Raw records
--------------------
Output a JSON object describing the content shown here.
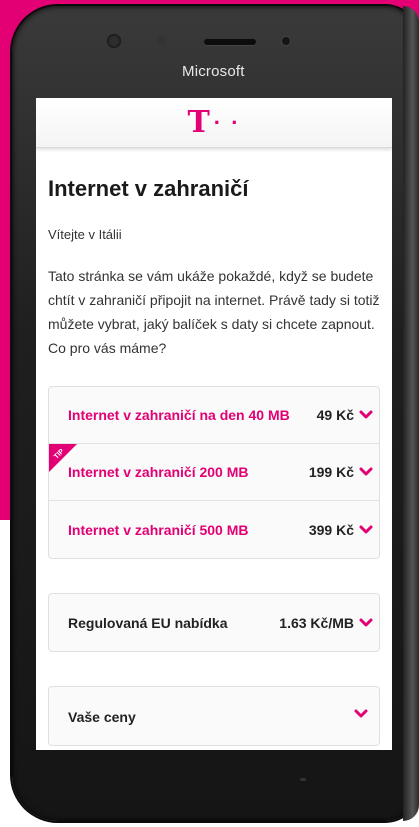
{
  "phone": {
    "brand": "Microsoft"
  },
  "header": {
    "logo_letter": "T",
    "logo_dots": "· ·",
    "brand_color": "#e20074"
  },
  "page": {
    "title": "Internet v zahraničí",
    "greeting": "Vítejte v Itálii",
    "intro": "Tato stránka se vám ukáže pokaždé, když se budete chtít v zahraničí připojit na internet. Právě tady si totiž můžete vybrat, jaký balíček s daty si chcete zapnout. Co pro vás máme?"
  },
  "offers": [
    {
      "name": "Internet v zahraničí na den 40 MB",
      "price": "49 Kč"
    },
    {
      "name": "Internet v zahraničí 200 MB",
      "price": "199 Kč",
      "badge": "TIP"
    },
    {
      "name": "Internet v zahraničí 500 MB",
      "price": "399 Kč"
    }
  ],
  "eu_offer": {
    "name": "Regulovaná EU nabídka",
    "price": "1.63 Kč/MB"
  },
  "next_section": {
    "label": "Vaše ceny"
  },
  "icons": {
    "expand": "chevron-down-icon",
    "badge": "tip-ribbon-icon"
  }
}
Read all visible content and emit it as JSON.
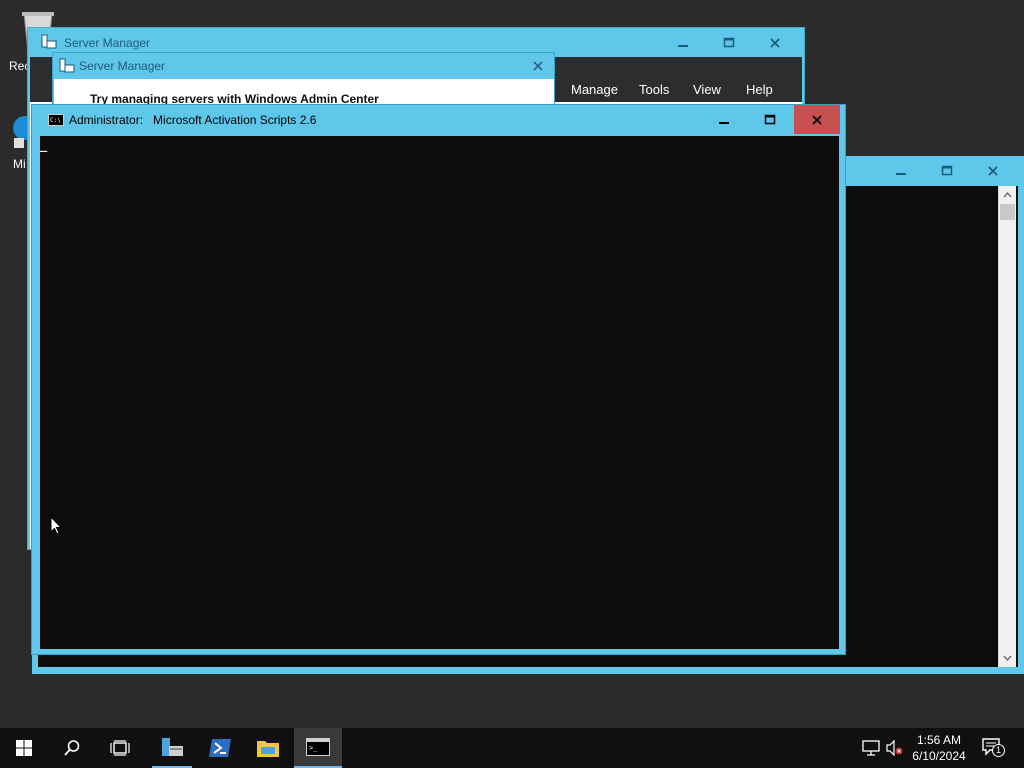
{
  "desktop": {
    "icons": [
      {
        "name": "recycle-bin",
        "label": "Rec"
      },
      {
        "name": "edge",
        "label": "Mi"
      }
    ]
  },
  "server_manager": {
    "title": "Server Manager",
    "menu": [
      "Manage",
      "Tools",
      "View",
      "Help"
    ]
  },
  "dialog": {
    "title": "Server Manager",
    "text": "Try managing servers with Windows Admin Center"
  },
  "console": {
    "title_user": "Administrator:",
    "title_app": "Microsoft Activation Scripts 2.6",
    "cursor": "_"
  },
  "taskbar": {
    "time": "1:56 AM",
    "date": "6/10/2024",
    "notification_count": "1"
  },
  "colors": {
    "title_active": "#5ec7ea",
    "close_hover": "#c75050",
    "console_bg": "#0c0c0c",
    "taskbar_bg": "#101010"
  }
}
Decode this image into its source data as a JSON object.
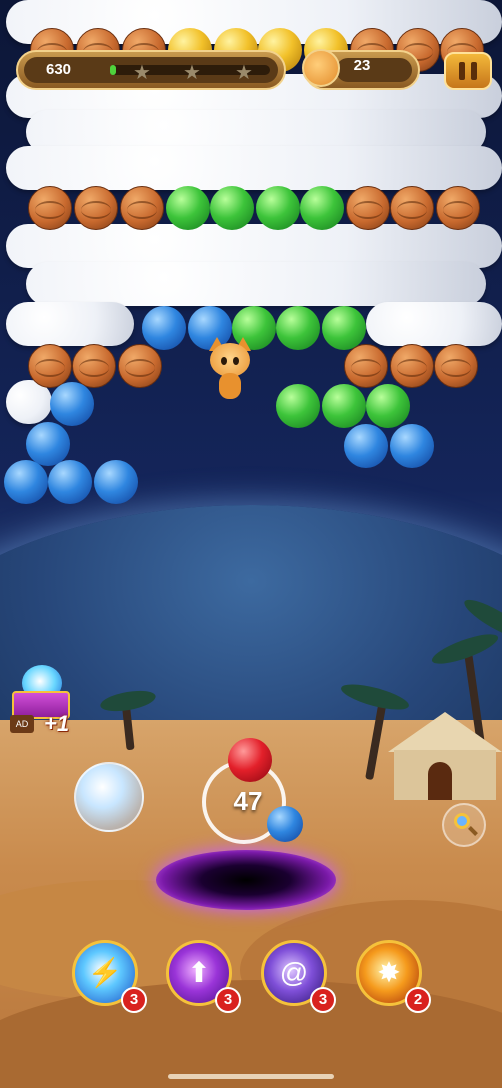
--------------------
**Required work**.
Of the lines in the records, how many contain the word "object"? Answer with the number and nothing else.

**Worked solution**.
2